- [TASK DESCRIPTION]:
Reproduce every line of the material below, but drop the pictures.

- [RECORD SET]:

☆ ☆ ☆ ☆ ☆ ☆ ☆

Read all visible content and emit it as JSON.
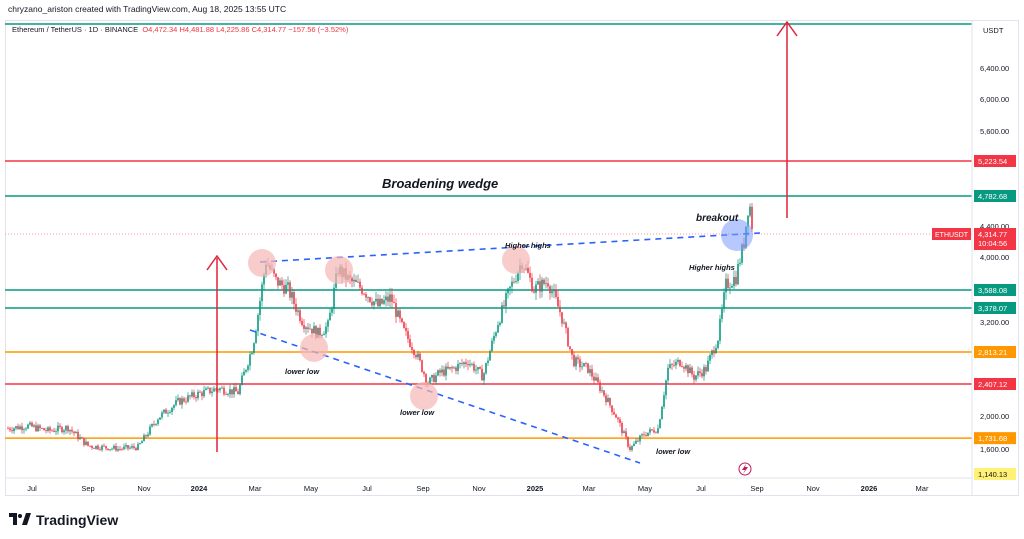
{
  "header": {
    "credit": "chryzano_ariston created with TradingView.com, Aug 18, 2025 13:55 UTC",
    "symbol": "Ethereum / TetherUS · 1D · BINANCE",
    "ohlc": "O4,472.34  H4,481.88  L4,225.86  C4,314.77  −157.56 (−3.52%)"
  },
  "footer": {
    "brand": "TradingView",
    "brand_icon": "tradingview-logo-icon"
  },
  "colors": {
    "green": "#089981",
    "red": "#f23645",
    "orange": "#ff9800",
    "blue": "#2962ff",
    "pink": "#f7b6b6",
    "crimson": "#e0223a",
    "yellow": "#fff176"
  },
  "chart_data": {
    "type": "candlestick",
    "title": "Broadening wedge",
    "quote": "USDT",
    "ticker_label": "ETHUSDT",
    "current_price": 4314.77,
    "current_price_label": "4,314.77",
    "countdown": "10:04:56",
    "x_ticks": [
      "Jul",
      "Sep",
      "Nov",
      "2024",
      "Mar",
      "May",
      "Jul",
      "Sep",
      "Nov",
      "2025",
      "Mar",
      "May",
      "Jul",
      "Sep",
      "Nov",
      "2026",
      "Mar"
    ],
    "y_ticks": [
      "6,400.00",
      "6,000.00",
      "5,600.00",
      "4,400.00",
      "4,000.00",
      "3,200.00",
      "2,000.00",
      "1,600.00"
    ],
    "levels": [
      {
        "label": "5,223.54",
        "value": 5223.54,
        "color": "red"
      },
      {
        "label": "4,782.68",
        "value": 4782.68,
        "color": "green"
      },
      {
        "label": "3,588.08",
        "value": 3588.08,
        "color": "green"
      },
      {
        "label": "3,378.07",
        "value": 3378.07,
        "color": "green"
      },
      {
        "label": "2,813.21",
        "value": 2813.21,
        "color": "orange"
      },
      {
        "label": "2,407.12",
        "value": 2407.12,
        "color": "red"
      },
      {
        "label": "1,731.68",
        "value": 1731.68,
        "color": "orange"
      },
      {
        "label": "1,140.13",
        "value": 1140.13,
        "color": "yellow"
      }
    ],
    "annotations": {
      "breakout": "breakout",
      "higher_highs_1": "Higher highs",
      "higher_highs_2": "Higher highs",
      "lower_low_1": "lower low",
      "lower_low_2": "lower low",
      "lower_low_3": "lower low"
    },
    "price_path": [
      [
        0,
        1850
      ],
      [
        20,
        1880
      ],
      [
        40,
        1820
      ],
      [
        60,
        1860
      ],
      [
        80,
        1640
      ],
      [
        110,
        1600
      ],
      [
        130,
        1620
      ],
      [
        150,
        1980
      ],
      [
        170,
        2180
      ],
      [
        190,
        2280
      ],
      [
        210,
        2350
      ],
      [
        230,
        2300
      ],
      [
        245,
        2900
      ],
      [
        258,
        3950
      ],
      [
        268,
        3700
      ],
      [
        280,
        3600
      ],
      [
        295,
        3200
      ],
      [
        310,
        3050
      ],
      [
        320,
        3150
      ],
      [
        330,
        3850
      ],
      [
        342,
        3700
      ],
      [
        355,
        3600
      ],
      [
        370,
        3400
      ],
      [
        383,
        3500
      ],
      [
        395,
        3100
      ],
      [
        408,
        2800
      ],
      [
        420,
        2420
      ],
      [
        432,
        2550
      ],
      [
        445,
        2600
      ],
      [
        460,
        2700
      ],
      [
        475,
        2500
      ],
      [
        490,
        3200
      ],
      [
        502,
        3600
      ],
      [
        514,
        3950
      ],
      [
        526,
        3600
      ],
      [
        540,
        3700
      ],
      [
        553,
        3300
      ],
      [
        565,
        2700
      ],
      [
        580,
        2600
      ],
      [
        595,
        2300
      ],
      [
        608,
        2000
      ],
      [
        622,
        1600
      ],
      [
        636,
        1780
      ],
      [
        650,
        1850
      ],
      [
        660,
        2600
      ],
      [
        673,
        2700
      ],
      [
        686,
        2500
      ],
      [
        698,
        2600
      ],
      [
        710,
        3000
      ],
      [
        718,
        3650
      ],
      [
        728,
        3750
      ],
      [
        736,
        4200
      ],
      [
        741,
        4750
      ],
      [
        745,
        4314
      ]
    ]
  }
}
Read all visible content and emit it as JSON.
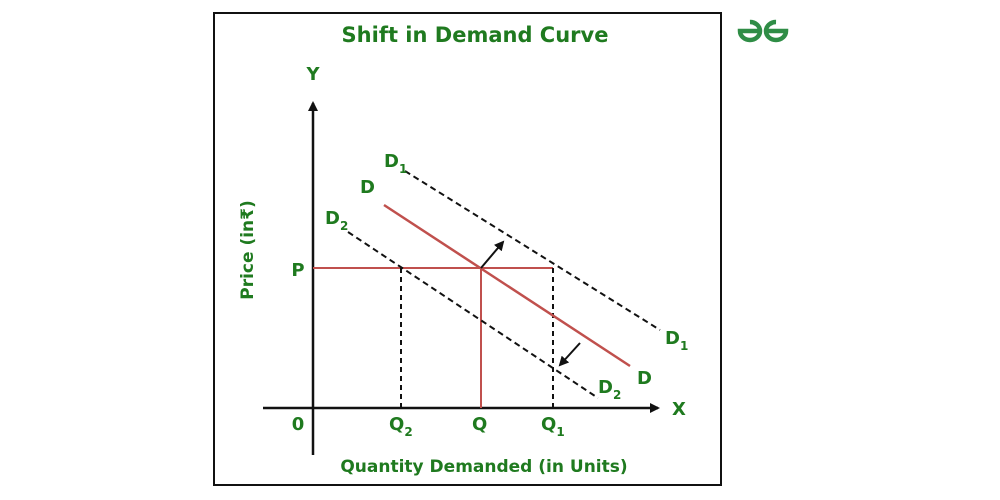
{
  "title": "Shift in Demand Curve",
  "logo": {
    "icon": "gfg-logo-icon",
    "color": "#2f8d46"
  },
  "colors": {
    "label_green": "#1f7a1f",
    "curve_red": "#c0504d",
    "line_black": "#111111"
  },
  "axes": {
    "y_axis_letter": "Y",
    "x_axis_letter": "X",
    "y_title": "Price (in₹)",
    "x_title": "Quantity Demanded (in Units)",
    "origin_label": "0",
    "price_label": "P",
    "quantity_labels": {
      "q2": {
        "base": "Q",
        "sub": "2"
      },
      "q": {
        "base": "Q",
        "sub": ""
      },
      "q1": {
        "base": "Q",
        "sub": "1"
      }
    }
  },
  "curves": {
    "d1": {
      "base": "D",
      "sub": "1",
      "style": "dashed"
    },
    "d": {
      "base": "D",
      "sub": "",
      "style": "solid"
    },
    "d2": {
      "base": "D",
      "sub": "2",
      "style": "dashed"
    }
  },
  "arrows": [
    {
      "name": "shift-right-arrow",
      "direction": "up-right"
    },
    {
      "name": "shift-left-arrow",
      "direction": "down-left"
    }
  ]
}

☆ ☆ ☆ ☆ ☆ ☆ ☆

- [SOLUTION TO THE EXERCISE]:
Read all visible content and emit it as JSON.
{
  "header": {
    "credit": "chryzano_ariston created with TradingView.com, Aug 18, 2025 13:55 UTC",
    "symbol": "Ethereum / TetherUS · 1D · BINANCE",
    "ohlc": "O4,472.34  H4,481.88  L4,225.86  C4,314.77  −157.56 (−3.52%)"
  },
  "footer": {
    "brand": "TradingView",
    "brand_icon": "tradingview-logo-icon"
  },
  "colors": {
    "green": "#089981",
    "red": "#f23645",
    "orange": "#ff9800",
    "blue": "#2962ff",
    "pink": "#f7b6b6",
    "crimson": "#e0223a",
    "yellow": "#fff176"
  },
  "chart_data": {
    "type": "candlestick",
    "title": "Broadening wedge",
    "quote": "USDT",
    "ticker_label": "ETHUSDT",
    "current_price": 4314.77,
    "current_price_label": "4,314.77",
    "countdown": "10:04:56",
    "x_ticks": [
      "Jul",
      "Sep",
      "Nov",
      "2024",
      "Mar",
      "May",
      "Jul",
      "Sep",
      "Nov",
      "2025",
      "Mar",
      "May",
      "Jul",
      "Sep",
      "Nov",
      "2026",
      "Mar"
    ],
    "y_ticks": [
      "6,400.00",
      "6,000.00",
      "5,600.00",
      "4,400.00",
      "4,000.00",
      "3,200.00",
      "2,000.00",
      "1,600.00"
    ],
    "levels": [
      {
        "label": "5,223.54",
        "value": 5223.54,
        "color": "red"
      },
      {
        "label": "4,782.68",
        "value": 4782.68,
        "color": "green"
      },
      {
        "label": "3,588.08",
        "value": 3588.08,
        "color": "green"
      },
      {
        "label": "3,378.07",
        "value": 3378.07,
        "color": "green"
      },
      {
        "label": "2,813.21",
        "value": 2813.21,
        "color": "orange"
      },
      {
        "label": "2,407.12",
        "value": 2407.12,
        "color": "red"
      },
      {
        "label": "1,731.68",
        "value": 1731.68,
        "color": "orange"
      },
      {
        "label": "1,140.13",
        "value": 1140.13,
        "color": "yellow"
      }
    ],
    "annotations": {
      "breakout": "breakout",
      "higher_highs_1": "Higher highs",
      "higher_highs_2": "Higher highs",
      "lower_low_1": "lower low",
      "lower_low_2": "lower low",
      "lower_low_3": "lower low"
    },
    "price_path": [
      [
        0,
        1850
      ],
      [
        20,
        1880
      ],
      [
        40,
        1820
      ],
      [
        60,
        1860
      ],
      [
        80,
        1640
      ],
      [
        110,
        1600
      ],
      [
        130,
        1620
      ],
      [
        150,
        1980
      ],
      [
        170,
        2180
      ],
      [
        190,
        2280
      ],
      [
        210,
        2350
      ],
      [
        230,
        2300
      ],
      [
        245,
        2900
      ],
      [
        258,
        3950
      ],
      [
        268,
        3700
      ],
      [
        280,
        3600
      ],
      [
        295,
        3200
      ],
      [
        310,
        3050
      ],
      [
        320,
        3150
      ],
      [
        330,
        3850
      ],
      [
        342,
        3700
      ],
      [
        355,
        3600
      ],
      [
        370,
        3400
      ],
      [
        383,
        3500
      ],
      [
        395,
        3100
      ],
      [
        408,
        2800
      ],
      [
        420,
        2420
      ],
      [
        432,
        2550
      ],
      [
        445,
        2600
      ],
      [
        460,
        2700
      ],
      [
        475,
        2500
      ],
      [
        490,
        3200
      ],
      [
        502,
        3600
      ],
      [
        514,
        3950
      ],
      [
        526,
        3600
      ],
      [
        540,
        3700
      ],
      [
        553,
        3300
      ],
      [
        565,
        2700
      ],
      [
        580,
        2600
      ],
      [
        595,
        2300
      ],
      [
        608,
        2000
      ],
      [
        622,
        1600
      ],
      [
        636,
        1780
      ],
      [
        650,
        1850
      ],
      [
        660,
        2600
      ],
      [
        673,
        2700
      ],
      [
        686,
        2500
      ],
      [
        698,
        2600
      ],
      [
        710,
        3000
      ],
      [
        718,
        3650
      ],
      [
        728,
        3750
      ],
      [
        736,
        4200
      ],
      [
        741,
        4750
      ],
      [
        745,
        4314
      ]
    ]
  }
}
Read all visible content and emit it as JSON.
{
  "title": "Shift in Demand Curve",
  "logo": {
    "icon": "gfg-logo-icon",
    "color": "#2f8d46"
  },
  "colors": {
    "label_green": "#1f7a1f",
    "curve_red": "#c0504d",
    "line_black": "#111111"
  },
  "axes": {
    "y_axis_letter": "Y",
    "x_axis_letter": "X",
    "y_title": "Price (in₹)",
    "x_title": "Quantity Demanded (in Units)",
    "origin_label": "0",
    "price_label": "P",
    "quantity_labels": {
      "q2": {
        "base": "Q",
        "sub": "2"
      },
      "q": {
        "base": "Q",
        "sub": ""
      },
      "q1": {
        "base": "Q",
        "sub": "1"
      }
    }
  },
  "curves": {
    "d1": {
      "base": "D",
      "sub": "1",
      "style": "dashed"
    },
    "d": {
      "base": "D",
      "sub": "",
      "style": "solid"
    },
    "d2": {
      "base": "D",
      "sub": "2",
      "style": "dashed"
    }
  },
  "arrows": [
    {
      "name": "shift-right-arrow",
      "direction": "up-right"
    },
    {
      "name": "shift-left-arrow",
      "direction": "down-left"
    }
  ]
}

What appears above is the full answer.